TASK INSTRUCTIONS:
Each entry below is to be extracted exactly.

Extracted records
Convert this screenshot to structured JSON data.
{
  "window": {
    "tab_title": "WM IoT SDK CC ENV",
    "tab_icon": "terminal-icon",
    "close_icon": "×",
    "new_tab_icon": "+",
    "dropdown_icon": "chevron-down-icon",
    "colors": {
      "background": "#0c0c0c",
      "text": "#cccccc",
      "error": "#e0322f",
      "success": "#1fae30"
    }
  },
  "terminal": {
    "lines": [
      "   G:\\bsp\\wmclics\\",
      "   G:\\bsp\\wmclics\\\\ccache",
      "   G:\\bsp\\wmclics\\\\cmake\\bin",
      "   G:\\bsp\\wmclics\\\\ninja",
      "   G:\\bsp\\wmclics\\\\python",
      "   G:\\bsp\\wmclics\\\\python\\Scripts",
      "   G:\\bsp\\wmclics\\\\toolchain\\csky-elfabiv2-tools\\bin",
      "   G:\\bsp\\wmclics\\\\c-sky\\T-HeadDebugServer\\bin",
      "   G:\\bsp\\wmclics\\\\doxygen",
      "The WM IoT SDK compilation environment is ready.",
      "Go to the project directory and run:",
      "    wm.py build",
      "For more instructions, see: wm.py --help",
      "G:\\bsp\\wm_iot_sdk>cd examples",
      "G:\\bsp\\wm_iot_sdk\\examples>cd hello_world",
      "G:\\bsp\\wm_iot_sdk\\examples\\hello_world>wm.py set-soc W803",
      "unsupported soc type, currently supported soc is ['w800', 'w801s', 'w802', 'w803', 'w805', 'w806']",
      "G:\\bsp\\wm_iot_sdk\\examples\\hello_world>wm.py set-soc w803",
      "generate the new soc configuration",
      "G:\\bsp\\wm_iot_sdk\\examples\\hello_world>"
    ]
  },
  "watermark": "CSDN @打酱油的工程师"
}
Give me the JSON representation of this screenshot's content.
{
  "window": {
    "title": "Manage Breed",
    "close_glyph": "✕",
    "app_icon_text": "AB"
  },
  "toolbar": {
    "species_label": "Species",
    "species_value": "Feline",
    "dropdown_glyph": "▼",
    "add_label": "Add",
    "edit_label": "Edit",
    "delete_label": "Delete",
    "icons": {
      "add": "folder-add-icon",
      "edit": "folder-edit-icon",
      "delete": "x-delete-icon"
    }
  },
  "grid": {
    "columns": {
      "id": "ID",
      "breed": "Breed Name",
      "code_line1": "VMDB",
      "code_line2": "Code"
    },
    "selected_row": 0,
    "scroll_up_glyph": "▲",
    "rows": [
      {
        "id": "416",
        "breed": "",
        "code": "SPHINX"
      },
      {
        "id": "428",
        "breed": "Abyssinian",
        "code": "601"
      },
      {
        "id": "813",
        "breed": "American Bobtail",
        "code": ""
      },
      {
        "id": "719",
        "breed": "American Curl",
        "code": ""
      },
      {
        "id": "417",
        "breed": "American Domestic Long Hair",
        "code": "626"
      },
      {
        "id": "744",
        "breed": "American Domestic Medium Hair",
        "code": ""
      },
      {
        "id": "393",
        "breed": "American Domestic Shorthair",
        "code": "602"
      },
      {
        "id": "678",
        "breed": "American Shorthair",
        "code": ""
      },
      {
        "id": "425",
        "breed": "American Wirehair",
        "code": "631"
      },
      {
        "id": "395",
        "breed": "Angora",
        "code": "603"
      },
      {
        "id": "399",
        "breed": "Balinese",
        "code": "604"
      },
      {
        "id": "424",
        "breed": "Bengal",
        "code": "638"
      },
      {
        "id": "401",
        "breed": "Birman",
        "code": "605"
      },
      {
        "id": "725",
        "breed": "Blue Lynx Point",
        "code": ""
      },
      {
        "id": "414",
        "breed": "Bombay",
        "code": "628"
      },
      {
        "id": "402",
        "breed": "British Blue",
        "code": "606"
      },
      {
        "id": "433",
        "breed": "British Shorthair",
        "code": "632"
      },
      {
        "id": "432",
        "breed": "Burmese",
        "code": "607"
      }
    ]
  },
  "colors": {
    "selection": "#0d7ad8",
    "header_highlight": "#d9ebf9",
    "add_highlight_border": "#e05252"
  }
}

RESPONSE FOR THIS EXERCISE:
Convert this screenshot to structured JSON data.
{
  "window": {
    "tab_title": "WM IoT SDK CC ENV",
    "tab_icon": "terminal-icon",
    "close_icon": "×",
    "new_tab_icon": "+",
    "dropdown_icon": "chevron-down-icon",
    "colors": {
      "background": "#0c0c0c",
      "text": "#cccccc",
      "error": "#e0322f",
      "success": "#1fae30"
    }
  },
  "terminal": {
    "lines": [
      "   G:\\bsp\\wmclics\\",
      "   G:\\bsp\\wmclics\\\\ccache",
      "   G:\\bsp\\wmclics\\\\cmake\\bin",
      "   G:\\bsp\\wmclics\\\\ninja",
      "   G:\\bsp\\wmclics\\\\python",
      "   G:\\bsp\\wmclics\\\\python\\Scripts",
      "   G:\\bsp\\wmclics\\\\toolchain\\csky-elfabiv2-tools\\bin",
      "   G:\\bsp\\wmclics\\\\c-sky\\T-HeadDebugServer\\bin",
      "   G:\\bsp\\wmclics\\\\doxygen",
      "The WM IoT SDK compilation environment is ready.",
      "Go to the project directory and run:",
      "    wm.py build",
      "For more instructions, see: wm.py --help",
      "G:\\bsp\\wm_iot_sdk>cd examples",
      "G:\\bsp\\wm_iot_sdk\\examples>cd hello_world",
      "G:\\bsp\\wm_iot_sdk\\examples\\hello_world>wm.py set-soc W803",
      "unsupported soc type, currently supported soc is ['w800', 'w801s', 'w802', 'w803', 'w805', 'w806']",
      "G:\\bsp\\wm_iot_sdk\\examples\\hello_world>wm.py set-soc w803",
      "generate the new soc configuration",
      "G:\\bsp\\wm_iot_sdk\\examples\\hello_world>"
    ]
  },
  "watermark": "CSDN @打酱油的工程师"
}
Give me the JSON representation of this screenshot's content.
{
  "window": {
    "title": "Manage Breed",
    "close_glyph": "✕",
    "app_icon_text": "AB"
  },
  "toolbar": {
    "species_label": "Species",
    "species_value": "Feline",
    "dropdown_glyph": "▼",
    "add_label": "Add",
    "edit_label": "Edit",
    "delete_label": "Delete",
    "icons": {
      "add": "folder-add-icon",
      "edit": "folder-edit-icon",
      "delete": "x-delete-icon"
    }
  },
  "grid": {
    "columns": {
      "id": "ID",
      "breed": "Breed Name",
      "code_line1": "VMDB",
      "code_line2": "Code"
    },
    "selected_row": 0,
    "scroll_up_glyph": "▲",
    "rows": [
      {
        "id": "416",
        "breed": "",
        "code": "SPHINX"
      },
      {
        "id": "428",
        "breed": "Abyssinian",
        "code": "601"
      },
      {
        "id": "813",
        "breed": "American Bobtail",
        "code": ""
      },
      {
        "id": "719",
        "breed": "American Curl",
        "code": ""
      },
      {
        "id": "417",
        "breed": "American Domestic Long Hair",
        "code": "626"
      },
      {
        "id": "744",
        "breed": "American Domestic Medium Hair",
        "code": ""
      },
      {
        "id": "393",
        "breed": "American Domestic Shorthair",
        "code": "602"
      },
      {
        "id": "678",
        "breed": "American Shorthair",
        "code": ""
      },
      {
        "id": "425",
        "breed": "American Wirehair",
        "code": "631"
      },
      {
        "id": "395",
        "breed": "Angora",
        "code": "603"
      },
      {
        "id": "399",
        "breed": "Balinese",
        "code": "604"
      },
      {
        "id": "424",
        "breed": "Bengal",
        "code": "638"
      },
      {
        "id": "401",
        "breed": "Birman",
        "code": "605"
      },
      {
        "id": "725",
        "breed": "Blue Lynx Point",
        "code": ""
      },
      {
        "id": "414",
        "breed": "Bombay",
        "code": "628"
      },
      {
        "id": "402",
        "breed": "British Blue",
        "code": "606"
      },
      {
        "id": "433",
        "breed": "British Shorthair",
        "code": "632"
      },
      {
        "id": "432",
        "breed": "Burmese",
        "code": "607"
      }
    ]
  },
  "colors": {
    "selection": "#0d7ad8",
    "header_highlight": "#d9ebf9",
    "add_highlight_border": "#e05252"
  }
}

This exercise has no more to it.